Problem ▸ Retype the whole listing, please, keeping every line exact and dropping the pictures.

Excerpts from a figure dataset:
____

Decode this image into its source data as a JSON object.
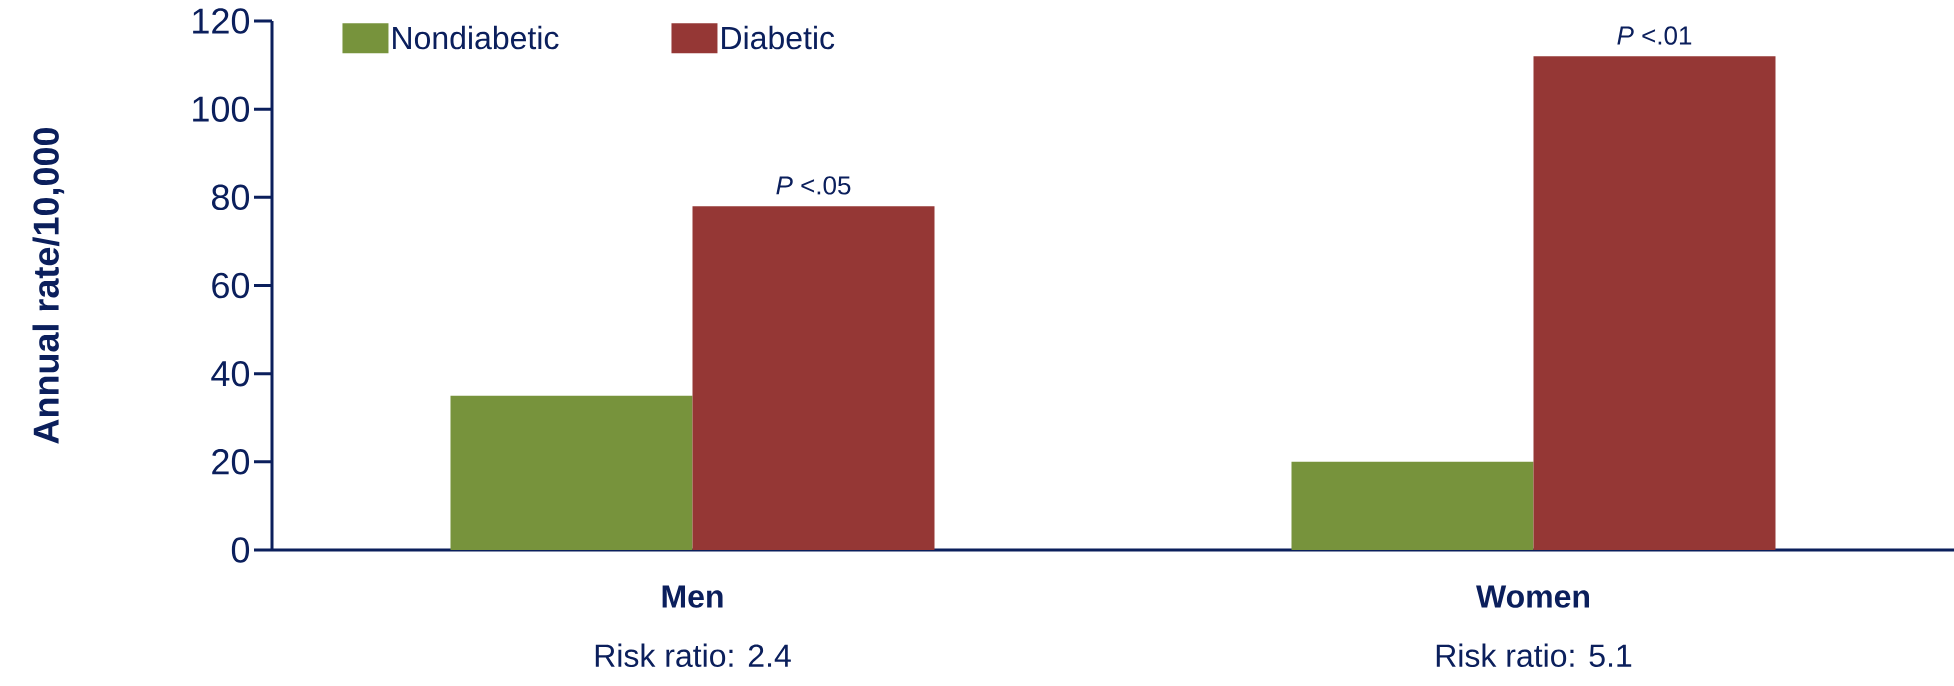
{
  "chart_data": {
    "type": "bar",
    "ylabel": "Annual rate/10,000",
    "categories": [
      "Men",
      "Women"
    ],
    "series": [
      {
        "name": "Nondiabetic",
        "color": "#77933c",
        "values": [
          35,
          20
        ]
      },
      {
        "name": "Diabetic",
        "color": "#953735",
        "values": [
          78,
          112
        ]
      }
    ],
    "ylim": [
      0,
      120
    ],
    "yticks": [
      0,
      20,
      40,
      60,
      80,
      100,
      120
    ],
    "annotations": [
      "*P* <.05",
      "*P* <.01",
      "Risk ratio: 2.4",
      "Risk ratio: 5.1"
    ],
    "legend": "top left",
    "grid": false
  }
}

____

Written solution ▸
Decode this image into its source data as a JSON object.
{
  "chart_data": {
    "type": "bar",
    "ylabel": "Annual rate/10,000",
    "categories": [
      "Men",
      "Women"
    ],
    "series": [
      {
        "name": "Nondiabetic",
        "color": "#77933c",
        "values": [
          35,
          20
        ]
      },
      {
        "name": "Diabetic",
        "color": "#953735",
        "values": [
          78,
          112
        ]
      }
    ],
    "ylim": [
      0,
      120
    ],
    "yticks": [
      0,
      20,
      40,
      60,
      80,
      100,
      120
    ],
    "annotations": [
      "*P* <.05",
      "*P* <.01",
      "Risk ratio: 2.4",
      "Risk ratio: 5.1"
    ],
    "legend": "top left",
    "grid": false
  }
}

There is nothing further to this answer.